## Begin The data

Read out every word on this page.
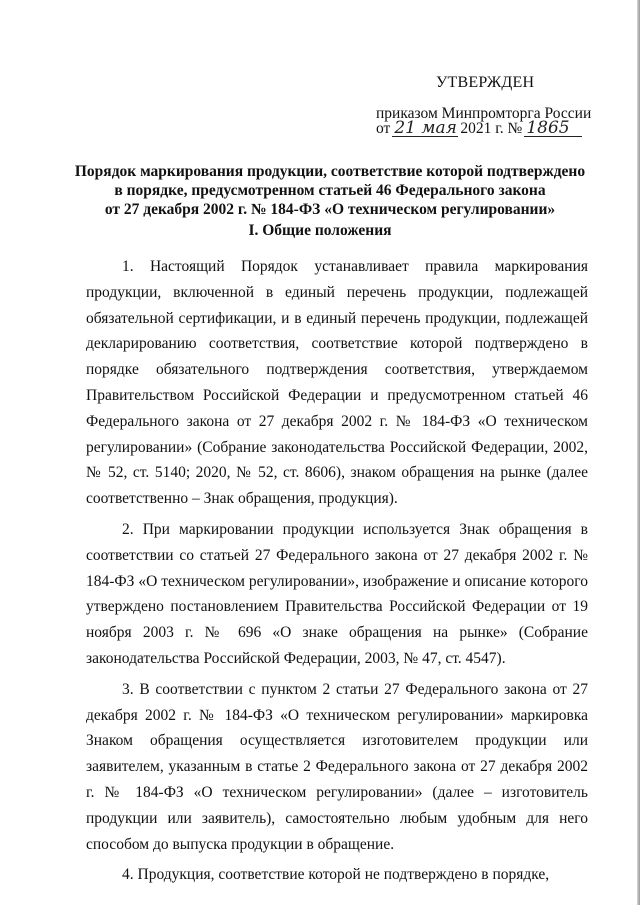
УТВЕРЖДЕН
приказом Минпромторга России
от 21 мая 2021 г. № 1865
Порядок маркирования продукции, соответствие которой подтверждено
в порядке, предусмотренном статьей 46 Федерального закона
от 27 декабря 2002 г. № 184-ФЗ «О техническом регулировании»
I. Общие положения

1. Настоящий Порядок устанавливает правила маркирования продукции, включенной в единый перечень продукции, подлежащей обязательной сертификации, и в единый перечень продукции, подлежащей декларированию соответствия, соответствие которой подтверждено в порядке обязательного подтверждения соответствия, утверждаемом Правительством Российской Федерации и предусмотренном статьей 46 Федерального закона от 27 декабря 2002 г. № 184-ФЗ «О техническом регулировании» (Собрание законодательства Российской Федерации, 2002, № 52, ст. 5140; 2020, № 52, ст. 8606), знаком обращения на рынке (далее соответственно – Знак обращения, продукция).

2. При маркировании продукции используется Знак обращения в соответствии со статьей 27 Федерального закона от 27 декабря 2002 г. № 184-ФЗ «О техническом регулировании», изображение и описание которого утверждено постановлением Правительства Российской Федерации от 19 ноября 2003 г. № 696 «О знаке обращения на рынке» (Собрание законодательства Российской Федерации, 2003, № 47, ст. 4547).

3. В соответствии с пунктом 2 статьи 27 Федерального закона от 27 декабря 2002 г. № 184-ФЗ «О техническом регулировании» маркировка Знаком обращения осуществляется изготовителем продукции или заявителем, указанным в статье 2 Федерального закона от 27 декабря 2002 г. № 184-ФЗ «О техническом регулировании» (далее – изготовитель продукции или заявитель), самостоятельно любым удобным для него способом до выпуска продукции в обращение.

4. Продукция, соответствие которой не подтверждено в порядке,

## End The data

The task = Give the number of lines where the string "Порядок" occurs, without any further text.

Completed exercise = 2